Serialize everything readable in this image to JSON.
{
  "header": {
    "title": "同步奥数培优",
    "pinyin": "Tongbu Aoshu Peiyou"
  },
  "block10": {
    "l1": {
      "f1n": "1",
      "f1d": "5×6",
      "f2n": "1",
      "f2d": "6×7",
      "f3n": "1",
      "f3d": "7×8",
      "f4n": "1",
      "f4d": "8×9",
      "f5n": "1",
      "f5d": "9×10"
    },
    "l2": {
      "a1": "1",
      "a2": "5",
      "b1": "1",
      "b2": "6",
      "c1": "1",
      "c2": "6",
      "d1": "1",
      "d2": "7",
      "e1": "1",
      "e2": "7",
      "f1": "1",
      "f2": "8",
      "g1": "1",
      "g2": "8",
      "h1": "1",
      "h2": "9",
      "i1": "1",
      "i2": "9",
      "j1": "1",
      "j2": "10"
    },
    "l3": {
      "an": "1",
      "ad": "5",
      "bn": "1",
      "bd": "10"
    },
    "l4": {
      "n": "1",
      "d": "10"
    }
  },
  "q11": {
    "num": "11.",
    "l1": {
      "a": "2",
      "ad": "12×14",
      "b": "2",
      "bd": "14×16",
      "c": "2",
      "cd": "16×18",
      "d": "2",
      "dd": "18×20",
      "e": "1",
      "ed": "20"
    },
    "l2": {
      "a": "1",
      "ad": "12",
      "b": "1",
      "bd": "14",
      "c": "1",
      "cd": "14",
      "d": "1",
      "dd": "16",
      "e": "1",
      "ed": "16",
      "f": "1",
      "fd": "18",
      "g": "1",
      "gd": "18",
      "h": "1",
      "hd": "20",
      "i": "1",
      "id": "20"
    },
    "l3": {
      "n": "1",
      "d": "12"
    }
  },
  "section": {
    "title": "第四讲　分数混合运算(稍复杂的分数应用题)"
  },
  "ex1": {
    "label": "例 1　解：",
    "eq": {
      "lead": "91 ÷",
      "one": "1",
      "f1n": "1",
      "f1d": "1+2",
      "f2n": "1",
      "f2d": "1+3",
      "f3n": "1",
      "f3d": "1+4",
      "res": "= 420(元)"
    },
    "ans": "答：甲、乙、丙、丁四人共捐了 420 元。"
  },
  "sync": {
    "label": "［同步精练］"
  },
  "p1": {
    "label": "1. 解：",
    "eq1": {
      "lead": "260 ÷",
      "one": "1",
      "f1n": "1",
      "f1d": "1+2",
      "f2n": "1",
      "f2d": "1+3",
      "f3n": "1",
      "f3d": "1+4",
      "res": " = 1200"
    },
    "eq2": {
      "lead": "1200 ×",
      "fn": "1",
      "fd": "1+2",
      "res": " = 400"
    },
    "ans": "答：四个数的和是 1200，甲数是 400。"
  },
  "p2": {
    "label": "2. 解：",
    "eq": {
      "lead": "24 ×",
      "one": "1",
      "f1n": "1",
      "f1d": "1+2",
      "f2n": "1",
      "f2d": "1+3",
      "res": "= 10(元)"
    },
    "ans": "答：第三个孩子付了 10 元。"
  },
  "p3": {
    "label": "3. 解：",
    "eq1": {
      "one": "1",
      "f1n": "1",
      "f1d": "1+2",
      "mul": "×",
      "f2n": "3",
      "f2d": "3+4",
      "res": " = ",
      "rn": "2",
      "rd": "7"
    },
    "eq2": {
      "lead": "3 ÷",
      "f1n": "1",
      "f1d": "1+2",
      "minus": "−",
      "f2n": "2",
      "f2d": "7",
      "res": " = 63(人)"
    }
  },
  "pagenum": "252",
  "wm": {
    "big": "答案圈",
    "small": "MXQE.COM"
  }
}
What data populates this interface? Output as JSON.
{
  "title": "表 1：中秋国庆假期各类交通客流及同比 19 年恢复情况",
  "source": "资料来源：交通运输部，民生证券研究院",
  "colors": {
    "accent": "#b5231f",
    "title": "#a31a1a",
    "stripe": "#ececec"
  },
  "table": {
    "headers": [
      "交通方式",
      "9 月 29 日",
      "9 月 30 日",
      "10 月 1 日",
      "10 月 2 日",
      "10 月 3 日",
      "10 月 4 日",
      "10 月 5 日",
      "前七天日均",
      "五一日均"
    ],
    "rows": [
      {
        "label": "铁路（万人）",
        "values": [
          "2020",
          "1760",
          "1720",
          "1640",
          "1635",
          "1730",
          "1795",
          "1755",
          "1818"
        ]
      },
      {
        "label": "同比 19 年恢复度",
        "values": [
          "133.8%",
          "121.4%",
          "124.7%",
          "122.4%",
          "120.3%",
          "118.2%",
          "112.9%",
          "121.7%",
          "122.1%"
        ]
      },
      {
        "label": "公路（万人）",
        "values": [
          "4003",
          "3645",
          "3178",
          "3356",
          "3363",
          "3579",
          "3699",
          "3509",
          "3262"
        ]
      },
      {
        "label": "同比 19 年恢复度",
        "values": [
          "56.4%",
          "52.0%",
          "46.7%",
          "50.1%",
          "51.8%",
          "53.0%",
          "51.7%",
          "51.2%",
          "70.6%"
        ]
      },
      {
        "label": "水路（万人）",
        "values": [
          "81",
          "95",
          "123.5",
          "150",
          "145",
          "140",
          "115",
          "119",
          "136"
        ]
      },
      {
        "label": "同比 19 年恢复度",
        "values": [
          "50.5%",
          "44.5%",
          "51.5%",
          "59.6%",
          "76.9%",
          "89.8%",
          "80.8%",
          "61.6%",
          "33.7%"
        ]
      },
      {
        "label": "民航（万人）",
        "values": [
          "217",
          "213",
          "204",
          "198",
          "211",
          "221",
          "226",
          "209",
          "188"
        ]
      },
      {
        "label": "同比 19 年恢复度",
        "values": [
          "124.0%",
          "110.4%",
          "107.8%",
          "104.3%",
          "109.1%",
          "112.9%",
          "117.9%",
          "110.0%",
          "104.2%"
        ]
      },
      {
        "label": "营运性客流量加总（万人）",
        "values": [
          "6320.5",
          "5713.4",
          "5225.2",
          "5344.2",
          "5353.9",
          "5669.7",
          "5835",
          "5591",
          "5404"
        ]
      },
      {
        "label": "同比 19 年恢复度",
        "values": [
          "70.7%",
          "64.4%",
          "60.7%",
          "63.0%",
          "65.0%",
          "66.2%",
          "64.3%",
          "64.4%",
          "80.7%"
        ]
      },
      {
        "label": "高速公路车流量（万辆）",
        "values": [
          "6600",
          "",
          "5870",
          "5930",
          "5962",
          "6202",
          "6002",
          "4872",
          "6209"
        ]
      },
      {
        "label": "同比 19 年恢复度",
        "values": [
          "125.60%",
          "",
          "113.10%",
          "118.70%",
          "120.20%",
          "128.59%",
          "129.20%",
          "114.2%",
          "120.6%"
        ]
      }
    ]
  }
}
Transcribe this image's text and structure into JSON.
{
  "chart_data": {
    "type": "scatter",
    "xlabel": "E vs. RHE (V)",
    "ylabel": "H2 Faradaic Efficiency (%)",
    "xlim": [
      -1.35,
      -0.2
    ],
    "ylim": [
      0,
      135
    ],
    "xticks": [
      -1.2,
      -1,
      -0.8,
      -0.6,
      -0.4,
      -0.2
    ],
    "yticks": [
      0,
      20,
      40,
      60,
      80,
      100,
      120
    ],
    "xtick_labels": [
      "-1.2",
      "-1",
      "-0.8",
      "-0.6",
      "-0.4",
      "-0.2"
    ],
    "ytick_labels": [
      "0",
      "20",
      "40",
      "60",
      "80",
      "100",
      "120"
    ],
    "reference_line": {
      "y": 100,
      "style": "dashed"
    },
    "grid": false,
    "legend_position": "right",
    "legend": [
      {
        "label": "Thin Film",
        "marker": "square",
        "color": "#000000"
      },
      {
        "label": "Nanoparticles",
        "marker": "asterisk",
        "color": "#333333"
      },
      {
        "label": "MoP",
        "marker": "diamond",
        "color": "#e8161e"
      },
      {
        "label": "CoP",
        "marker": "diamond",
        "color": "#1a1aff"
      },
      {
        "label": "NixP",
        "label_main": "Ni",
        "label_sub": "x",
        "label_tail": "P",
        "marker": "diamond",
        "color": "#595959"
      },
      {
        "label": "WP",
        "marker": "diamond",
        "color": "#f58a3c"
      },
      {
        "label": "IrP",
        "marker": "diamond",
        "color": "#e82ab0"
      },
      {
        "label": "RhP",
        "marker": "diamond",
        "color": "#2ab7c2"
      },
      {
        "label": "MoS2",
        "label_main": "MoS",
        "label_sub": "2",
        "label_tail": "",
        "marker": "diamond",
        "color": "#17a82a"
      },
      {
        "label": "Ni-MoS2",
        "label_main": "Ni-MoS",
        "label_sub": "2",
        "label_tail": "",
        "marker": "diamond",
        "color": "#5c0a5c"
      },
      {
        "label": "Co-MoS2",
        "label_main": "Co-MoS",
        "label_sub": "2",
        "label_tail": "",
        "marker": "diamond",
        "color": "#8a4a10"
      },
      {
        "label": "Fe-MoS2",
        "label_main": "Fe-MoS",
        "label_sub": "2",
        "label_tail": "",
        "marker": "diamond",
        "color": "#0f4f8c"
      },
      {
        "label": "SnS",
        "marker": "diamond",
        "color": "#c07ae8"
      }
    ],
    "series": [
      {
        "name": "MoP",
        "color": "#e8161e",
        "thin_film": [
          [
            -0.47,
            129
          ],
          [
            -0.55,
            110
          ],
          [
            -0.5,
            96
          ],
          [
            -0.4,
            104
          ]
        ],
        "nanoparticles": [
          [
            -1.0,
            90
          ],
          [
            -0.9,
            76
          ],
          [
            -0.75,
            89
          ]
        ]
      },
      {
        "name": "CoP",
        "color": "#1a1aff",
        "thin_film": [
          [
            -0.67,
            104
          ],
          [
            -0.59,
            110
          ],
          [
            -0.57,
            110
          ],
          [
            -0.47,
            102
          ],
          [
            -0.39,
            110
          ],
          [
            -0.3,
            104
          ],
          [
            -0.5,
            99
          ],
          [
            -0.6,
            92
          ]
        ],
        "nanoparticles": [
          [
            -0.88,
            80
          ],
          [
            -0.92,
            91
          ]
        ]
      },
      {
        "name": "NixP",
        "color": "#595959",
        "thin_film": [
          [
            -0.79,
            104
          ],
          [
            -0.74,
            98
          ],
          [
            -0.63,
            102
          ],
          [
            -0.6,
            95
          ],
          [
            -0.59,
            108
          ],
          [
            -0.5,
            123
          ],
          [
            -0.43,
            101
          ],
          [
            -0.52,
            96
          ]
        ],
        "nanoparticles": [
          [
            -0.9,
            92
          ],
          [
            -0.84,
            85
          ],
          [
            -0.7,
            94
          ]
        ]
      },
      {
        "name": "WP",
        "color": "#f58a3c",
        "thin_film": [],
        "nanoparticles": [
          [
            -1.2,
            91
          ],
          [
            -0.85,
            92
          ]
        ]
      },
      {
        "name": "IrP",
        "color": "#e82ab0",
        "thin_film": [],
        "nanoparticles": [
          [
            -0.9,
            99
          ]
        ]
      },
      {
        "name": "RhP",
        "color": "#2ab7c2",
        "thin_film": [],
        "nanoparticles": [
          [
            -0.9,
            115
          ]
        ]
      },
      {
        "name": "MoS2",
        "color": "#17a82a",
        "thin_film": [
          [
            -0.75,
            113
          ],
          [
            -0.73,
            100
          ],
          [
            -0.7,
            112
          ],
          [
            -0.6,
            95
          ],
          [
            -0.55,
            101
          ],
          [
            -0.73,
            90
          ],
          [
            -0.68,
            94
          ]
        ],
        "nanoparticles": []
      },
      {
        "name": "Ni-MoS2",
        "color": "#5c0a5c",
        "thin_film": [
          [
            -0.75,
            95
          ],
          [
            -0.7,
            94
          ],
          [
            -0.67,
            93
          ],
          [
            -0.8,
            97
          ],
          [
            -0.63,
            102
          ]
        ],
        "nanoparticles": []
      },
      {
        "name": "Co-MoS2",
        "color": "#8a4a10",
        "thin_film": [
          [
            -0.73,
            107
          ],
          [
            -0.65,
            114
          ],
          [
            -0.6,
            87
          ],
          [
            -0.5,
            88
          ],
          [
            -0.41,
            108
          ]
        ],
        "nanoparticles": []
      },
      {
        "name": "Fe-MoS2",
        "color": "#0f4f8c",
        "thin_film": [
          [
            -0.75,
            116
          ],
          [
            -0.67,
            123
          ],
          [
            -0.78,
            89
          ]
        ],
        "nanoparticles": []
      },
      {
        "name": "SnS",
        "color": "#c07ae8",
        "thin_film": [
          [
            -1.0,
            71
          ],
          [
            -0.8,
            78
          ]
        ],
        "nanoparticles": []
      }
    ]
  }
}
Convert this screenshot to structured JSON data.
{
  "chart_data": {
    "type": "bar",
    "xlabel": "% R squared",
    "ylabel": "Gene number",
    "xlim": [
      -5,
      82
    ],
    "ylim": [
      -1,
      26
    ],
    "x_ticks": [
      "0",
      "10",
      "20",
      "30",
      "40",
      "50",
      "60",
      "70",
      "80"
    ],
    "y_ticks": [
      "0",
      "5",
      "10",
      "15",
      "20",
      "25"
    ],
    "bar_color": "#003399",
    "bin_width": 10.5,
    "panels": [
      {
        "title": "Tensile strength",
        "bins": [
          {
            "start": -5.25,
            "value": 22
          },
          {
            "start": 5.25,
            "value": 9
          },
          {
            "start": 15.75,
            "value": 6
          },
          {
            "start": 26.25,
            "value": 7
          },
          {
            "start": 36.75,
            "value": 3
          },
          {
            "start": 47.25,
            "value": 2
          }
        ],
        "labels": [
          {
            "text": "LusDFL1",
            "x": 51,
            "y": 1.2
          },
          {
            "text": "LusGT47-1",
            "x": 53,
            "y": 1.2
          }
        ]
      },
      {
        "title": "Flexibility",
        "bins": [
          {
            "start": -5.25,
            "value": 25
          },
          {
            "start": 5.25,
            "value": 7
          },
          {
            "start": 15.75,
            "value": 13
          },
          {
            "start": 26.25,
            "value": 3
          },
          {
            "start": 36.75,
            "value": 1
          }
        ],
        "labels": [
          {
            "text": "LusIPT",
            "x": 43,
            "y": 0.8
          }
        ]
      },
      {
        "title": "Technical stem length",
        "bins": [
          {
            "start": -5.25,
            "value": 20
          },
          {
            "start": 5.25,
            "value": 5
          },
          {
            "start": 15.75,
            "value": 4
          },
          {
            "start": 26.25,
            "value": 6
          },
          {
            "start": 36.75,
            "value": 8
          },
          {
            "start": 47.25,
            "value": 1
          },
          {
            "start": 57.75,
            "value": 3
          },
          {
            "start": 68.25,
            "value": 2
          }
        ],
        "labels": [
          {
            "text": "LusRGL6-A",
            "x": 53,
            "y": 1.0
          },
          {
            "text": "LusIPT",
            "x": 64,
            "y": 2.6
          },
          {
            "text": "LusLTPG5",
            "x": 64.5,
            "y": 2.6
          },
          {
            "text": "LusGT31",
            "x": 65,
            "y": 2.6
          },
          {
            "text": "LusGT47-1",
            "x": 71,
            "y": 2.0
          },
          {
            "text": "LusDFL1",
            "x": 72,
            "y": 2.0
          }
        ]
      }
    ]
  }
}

§ **Job**
Pull out every line of the entries that includes the word "ylabel".

§ **Full response**
    "ylabel": "H2 Faradaic Efficiency (%)",
    "ylabel": "Gene number",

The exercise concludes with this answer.